------ PROVIDED DATA ------

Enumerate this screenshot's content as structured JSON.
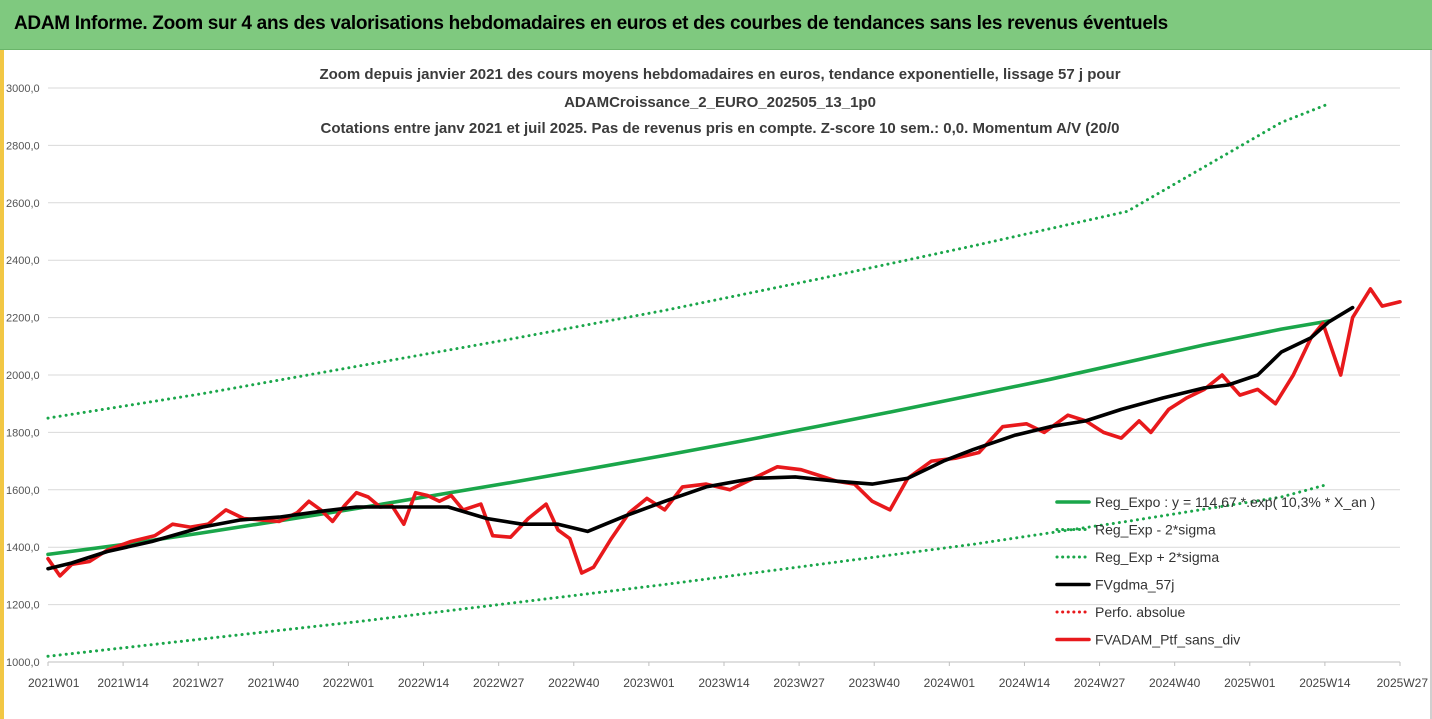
{
  "banner": {
    "title": "ADAM Informe. Zoom sur 4 ans des valorisations hebdomadaires en euros et des courbes de tendances sans les revenus éventuels"
  },
  "colors": {
    "banner_bg": "#7fc97f",
    "regression": "#1aa64a",
    "smoothing": "#000000",
    "portfolio": "#e8191c",
    "absolute_perf": "#e8191c"
  },
  "chart_data": {
    "type": "line",
    "title_lines": [
      "Zoom depuis janvier 2021 des cours moyens hebdomadaires  en euros, tendance exponentielle, lissage 57 j pour",
      "ADAMCroissance_2_EURO_202505_13_1p0",
      "Cotations entre janv 2021 et juil 2025. Pas de revenus pris en compte. Z-score 10 sem.: 0,0. Momentum A/V (20/0"
    ],
    "ylim": [
      1000,
      3000
    ],
    "y_ticks": [
      "1000,0",
      "1200,0",
      "1400,0",
      "1600,0",
      "1800,0",
      "2000,0",
      "2200,0",
      "2400,0",
      "2600,0",
      "2800,0",
      "3000,0"
    ],
    "x_ticks": [
      "2021W01",
      "2021W14",
      "2021W27",
      "2021W40",
      "2022W01",
      "2022W14",
      "2022W27",
      "2022W40",
      "2023W01",
      "2023W14",
      "2023W27",
      "2023W40",
      "2024W01",
      "2024W14",
      "2024W27",
      "2024W40",
      "2025W01",
      "2025W14",
      "2025W27"
    ],
    "grid": "horizontal",
    "legend_position": "bottom-right",
    "series": [
      {
        "name": "Reg_Expo : y = 114,67 *.exp( 10,3% * X_an )",
        "style": "solid-thick",
        "color": "#1aa64a",
        "points": [
          [
            0,
            1375
          ],
          [
            26,
            1410
          ],
          [
            52,
            1450
          ],
          [
            78,
            1492
          ],
          [
            104,
            1535
          ],
          [
            130,
            1580
          ],
          [
            156,
            1625
          ],
          [
            182,
            1672
          ],
          [
            208,
            1720
          ],
          [
            234,
            1770
          ],
          [
            260,
            1822
          ],
          [
            286,
            1875
          ],
          [
            312,
            1930
          ],
          [
            338,
            1985
          ],
          [
            364,
            2045
          ],
          [
            390,
            2105
          ],
          [
            416,
            2160
          ],
          [
            432,
            2188
          ]
        ]
      },
      {
        "name": "Reg_Exp - 2*sigma",
        "style": "dotted",
        "color": "#1aa64a",
        "points": [
          [
            0,
            1020
          ],
          [
            52,
            1080
          ],
          [
            104,
            1140
          ],
          [
            156,
            1205
          ],
          [
            208,
            1270
          ],
          [
            260,
            1340
          ],
          [
            312,
            1410
          ],
          [
            364,
            1490
          ],
          [
            416,
            1575
          ],
          [
            432,
            1620
          ]
        ]
      },
      {
        "name": "Reg_Exp + 2*sigma",
        "style": "dotted",
        "color": "#1aa64a",
        "points": [
          [
            0,
            1850
          ],
          [
            52,
            1935
          ],
          [
            104,
            2030
          ],
          [
            156,
            2125
          ],
          [
            208,
            2225
          ],
          [
            260,
            2335
          ],
          [
            312,
            2450
          ],
          [
            364,
            2570
          ],
          [
            416,
            2880
          ],
          [
            432,
            2945
          ]
        ]
      },
      {
        "name": "FVgdma_57j",
        "style": "solid-thick",
        "color": "#000000",
        "points": [
          [
            0,
            1325
          ],
          [
            8,
            1345
          ],
          [
            20,
            1385
          ],
          [
            35,
            1420
          ],
          [
            52,
            1470
          ],
          [
            65,
            1495
          ],
          [
            78,
            1505
          ],
          [
            92,
            1525
          ],
          [
            104,
            1540
          ],
          [
            117,
            1540
          ],
          [
            135,
            1540
          ],
          [
            148,
            1500
          ],
          [
            160,
            1480
          ],
          [
            172,
            1480
          ],
          [
            182,
            1455
          ],
          [
            195,
            1510
          ],
          [
            208,
            1560
          ],
          [
            222,
            1610
          ],
          [
            238,
            1640
          ],
          [
            252,
            1645
          ],
          [
            266,
            1630
          ],
          [
            278,
            1620
          ],
          [
            290,
            1640
          ],
          [
            302,
            1700
          ],
          [
            312,
            1740
          ],
          [
            326,
            1790
          ],
          [
            338,
            1820
          ],
          [
            350,
            1840
          ],
          [
            362,
            1880
          ],
          [
            376,
            1920
          ],
          [
            390,
            1955
          ],
          [
            398,
            1965
          ],
          [
            408,
            2000
          ],
          [
            416,
            2080
          ],
          [
            426,
            2130
          ],
          [
            432,
            2185
          ],
          [
            440,
            2235
          ]
        ]
      },
      {
        "name": "Perfo. absolue",
        "style": "dotted",
        "color": "#e8191c",
        "points": []
      },
      {
        "name": "FVADAM_Ptf_sans_div",
        "style": "solid-thick",
        "color": "#e8191c",
        "points": [
          [
            0,
            1360
          ],
          [
            4,
            1300
          ],
          [
            8,
            1340
          ],
          [
            14,
            1350
          ],
          [
            20,
            1390
          ],
          [
            28,
            1420
          ],
          [
            36,
            1440
          ],
          [
            42,
            1480
          ],
          [
            48,
            1470
          ],
          [
            54,
            1480
          ],
          [
            60,
            1530
          ],
          [
            66,
            1500
          ],
          [
            72,
            1495
          ],
          [
            78,
            1490
          ],
          [
            84,
            1520
          ],
          [
            88,
            1560
          ],
          [
            92,
            1530
          ],
          [
            96,
            1490
          ],
          [
            100,
            1545
          ],
          [
            104,
            1590
          ],
          [
            108,
            1575
          ],
          [
            112,
            1540
          ],
          [
            116,
            1545
          ],
          [
            120,
            1480
          ],
          [
            124,
            1590
          ],
          [
            128,
            1580
          ],
          [
            132,
            1560
          ],
          [
            136,
            1580
          ],
          [
            140,
            1530
          ],
          [
            146,
            1550
          ],
          [
            150,
            1440
          ],
          [
            156,
            1435
          ],
          [
            162,
            1500
          ],
          [
            168,
            1550
          ],
          [
            172,
            1460
          ],
          [
            176,
            1430
          ],
          [
            180,
            1310
          ],
          [
            184,
            1330
          ],
          [
            190,
            1430
          ],
          [
            196,
            1520
          ],
          [
            202,
            1570
          ],
          [
            208,
            1530
          ],
          [
            214,
            1610
          ],
          [
            222,
            1620
          ],
          [
            230,
            1600
          ],
          [
            238,
            1640
          ],
          [
            246,
            1680
          ],
          [
            254,
            1670
          ],
          [
            260,
            1650
          ],
          [
            266,
            1630
          ],
          [
            272,
            1620
          ],
          [
            278,
            1560
          ],
          [
            284,
            1530
          ],
          [
            290,
            1640
          ],
          [
            298,
            1700
          ],
          [
            306,
            1710
          ],
          [
            314,
            1730
          ],
          [
            322,
            1820
          ],
          [
            330,
            1830
          ],
          [
            336,
            1800
          ],
          [
            344,
            1860
          ],
          [
            350,
            1840
          ],
          [
            356,
            1800
          ],
          [
            362,
            1780
          ],
          [
            368,
            1840
          ],
          [
            372,
            1800
          ],
          [
            378,
            1880
          ],
          [
            384,
            1920
          ],
          [
            390,
            1950
          ],
          [
            396,
            2000
          ],
          [
            402,
            1930
          ],
          [
            408,
            1950
          ],
          [
            414,
            1900
          ],
          [
            420,
            2000
          ],
          [
            426,
            2130
          ],
          [
            430,
            2180
          ],
          [
            436,
            2000
          ],
          [
            440,
            2200
          ],
          [
            446,
            2300
          ],
          [
            450,
            2240
          ],
          [
            456,
            2255
          ]
        ]
      }
    ]
  }
}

------

In your copy, leave out the pictures and reproduce the material above exactly.

Enumerate this screenshot's content as structured JSON.
{
  "banner": {
    "title": "ADAM Informe. Zoom sur 4 ans des valorisations hebdomadaires en euros et des courbes de tendances sans les revenus éventuels"
  },
  "colors": {
    "banner_bg": "#7fc97f",
    "regression": "#1aa64a",
    "smoothing": "#000000",
    "portfolio": "#e8191c",
    "absolute_perf": "#e8191c"
  },
  "chart_data": {
    "type": "line",
    "title_lines": [
      "Zoom depuis janvier 2021 des cours moyens hebdomadaires  en euros, tendance exponentielle, lissage 57 j pour",
      "ADAMCroissance_2_EURO_202505_13_1p0",
      "Cotations entre janv 2021 et juil 2025. Pas de revenus pris en compte. Z-score 10 sem.: 0,0. Momentum A/V (20/0"
    ],
    "ylim": [
      1000,
      3000
    ],
    "y_ticks": [
      "1000,0",
      "1200,0",
      "1400,0",
      "1600,0",
      "1800,0",
      "2000,0",
      "2200,0",
      "2400,0",
      "2600,0",
      "2800,0",
      "3000,0"
    ],
    "x_ticks": [
      "2021W01",
      "2021W14",
      "2021W27",
      "2021W40",
      "2022W01",
      "2022W14",
      "2022W27",
      "2022W40",
      "2023W01",
      "2023W14",
      "2023W27",
      "2023W40",
      "2024W01",
      "2024W14",
      "2024W27",
      "2024W40",
      "2025W01",
      "2025W14",
      "2025W27"
    ],
    "grid": "horizontal",
    "legend_position": "bottom-right",
    "series": [
      {
        "name": "Reg_Expo : y = 114,67 *.exp( 10,3% * X_an )",
        "style": "solid-thick",
        "color": "#1aa64a",
        "points": [
          [
            0,
            1375
          ],
          [
            26,
            1410
          ],
          [
            52,
            1450
          ],
          [
            78,
            1492
          ],
          [
            104,
            1535
          ],
          [
            130,
            1580
          ],
          [
            156,
            1625
          ],
          [
            182,
            1672
          ],
          [
            208,
            1720
          ],
          [
            234,
            1770
          ],
          [
            260,
            1822
          ],
          [
            286,
            1875
          ],
          [
            312,
            1930
          ],
          [
            338,
            1985
          ],
          [
            364,
            2045
          ],
          [
            390,
            2105
          ],
          [
            416,
            2160
          ],
          [
            432,
            2188
          ]
        ]
      },
      {
        "name": "Reg_Exp - 2*sigma",
        "style": "dotted",
        "color": "#1aa64a",
        "points": [
          [
            0,
            1020
          ],
          [
            52,
            1080
          ],
          [
            104,
            1140
          ],
          [
            156,
            1205
          ],
          [
            208,
            1270
          ],
          [
            260,
            1340
          ],
          [
            312,
            1410
          ],
          [
            364,
            1490
          ],
          [
            416,
            1575
          ],
          [
            432,
            1620
          ]
        ]
      },
      {
        "name": "Reg_Exp + 2*sigma",
        "style": "dotted",
        "color": "#1aa64a",
        "points": [
          [
            0,
            1850
          ],
          [
            52,
            1935
          ],
          [
            104,
            2030
          ],
          [
            156,
            2125
          ],
          [
            208,
            2225
          ],
          [
            260,
            2335
          ],
          [
            312,
            2450
          ],
          [
            364,
            2570
          ],
          [
            416,
            2880
          ],
          [
            432,
            2945
          ]
        ]
      },
      {
        "name": "FVgdma_57j",
        "style": "solid-thick",
        "color": "#000000",
        "points": [
          [
            0,
            1325
          ],
          [
            8,
            1345
          ],
          [
            20,
            1385
          ],
          [
            35,
            1420
          ],
          [
            52,
            1470
          ],
          [
            65,
            1495
          ],
          [
            78,
            1505
          ],
          [
            92,
            1525
          ],
          [
            104,
            1540
          ],
          [
            117,
            1540
          ],
          [
            135,
            1540
          ],
          [
            148,
            1500
          ],
          [
            160,
            1480
          ],
          [
            172,
            1480
          ],
          [
            182,
            1455
          ],
          [
            195,
            1510
          ],
          [
            208,
            1560
          ],
          [
            222,
            1610
          ],
          [
            238,
            1640
          ],
          [
            252,
            1645
          ],
          [
            266,
            1630
          ],
          [
            278,
            1620
          ],
          [
            290,
            1640
          ],
          [
            302,
            1700
          ],
          [
            312,
            1740
          ],
          [
            326,
            1790
          ],
          [
            338,
            1820
          ],
          [
            350,
            1840
          ],
          [
            362,
            1880
          ],
          [
            376,
            1920
          ],
          [
            390,
            1955
          ],
          [
            398,
            1965
          ],
          [
            408,
            2000
          ],
          [
            416,
            2080
          ],
          [
            426,
            2130
          ],
          [
            432,
            2185
          ],
          [
            440,
            2235
          ]
        ]
      },
      {
        "name": "Perfo. absolue",
        "style": "dotted",
        "color": "#e8191c",
        "points": []
      },
      {
        "name": "FVADAM_Ptf_sans_div",
        "style": "solid-thick",
        "color": "#e8191c",
        "points": [
          [
            0,
            1360
          ],
          [
            4,
            1300
          ],
          [
            8,
            1340
          ],
          [
            14,
            1350
          ],
          [
            20,
            1390
          ],
          [
            28,
            1420
          ],
          [
            36,
            1440
          ],
          [
            42,
            1480
          ],
          [
            48,
            1470
          ],
          [
            54,
            1480
          ],
          [
            60,
            1530
          ],
          [
            66,
            1500
          ],
          [
            72,
            1495
          ],
          [
            78,
            1490
          ],
          [
            84,
            1520
          ],
          [
            88,
            1560
          ],
          [
            92,
            1530
          ],
          [
            96,
            1490
          ],
          [
            100,
            1545
          ],
          [
            104,
            1590
          ],
          [
            108,
            1575
          ],
          [
            112,
            1540
          ],
          [
            116,
            1545
          ],
          [
            120,
            1480
          ],
          [
            124,
            1590
          ],
          [
            128,
            1580
          ],
          [
            132,
            1560
          ],
          [
            136,
            1580
          ],
          [
            140,
            1530
          ],
          [
            146,
            1550
          ],
          [
            150,
            1440
          ],
          [
            156,
            1435
          ],
          [
            162,
            1500
          ],
          [
            168,
            1550
          ],
          [
            172,
            1460
          ],
          [
            176,
            1430
          ],
          [
            180,
            1310
          ],
          [
            184,
            1330
          ],
          [
            190,
            1430
          ],
          [
            196,
            1520
          ],
          [
            202,
            1570
          ],
          [
            208,
            1530
          ],
          [
            214,
            1610
          ],
          [
            222,
            1620
          ],
          [
            230,
            1600
          ],
          [
            238,
            1640
          ],
          [
            246,
            1680
          ],
          [
            254,
            1670
          ],
          [
            260,
            1650
          ],
          [
            266,
            1630
          ],
          [
            272,
            1620
          ],
          [
            278,
            1560
          ],
          [
            284,
            1530
          ],
          [
            290,
            1640
          ],
          [
            298,
            1700
          ],
          [
            306,
            1710
          ],
          [
            314,
            1730
          ],
          [
            322,
            1820
          ],
          [
            330,
            1830
          ],
          [
            336,
            1800
          ],
          [
            344,
            1860
          ],
          [
            350,
            1840
          ],
          [
            356,
            1800
          ],
          [
            362,
            1780
          ],
          [
            368,
            1840
          ],
          [
            372,
            1800
          ],
          [
            378,
            1880
          ],
          [
            384,
            1920
          ],
          [
            390,
            1950
          ],
          [
            396,
            2000
          ],
          [
            402,
            1930
          ],
          [
            408,
            1950
          ],
          [
            414,
            1900
          ],
          [
            420,
            2000
          ],
          [
            426,
            2130
          ],
          [
            430,
            2180
          ],
          [
            436,
            2000
          ],
          [
            440,
            2200
          ],
          [
            446,
            2300
          ],
          [
            450,
            2240
          ],
          [
            456,
            2255
          ]
        ]
      }
    ]
  }
}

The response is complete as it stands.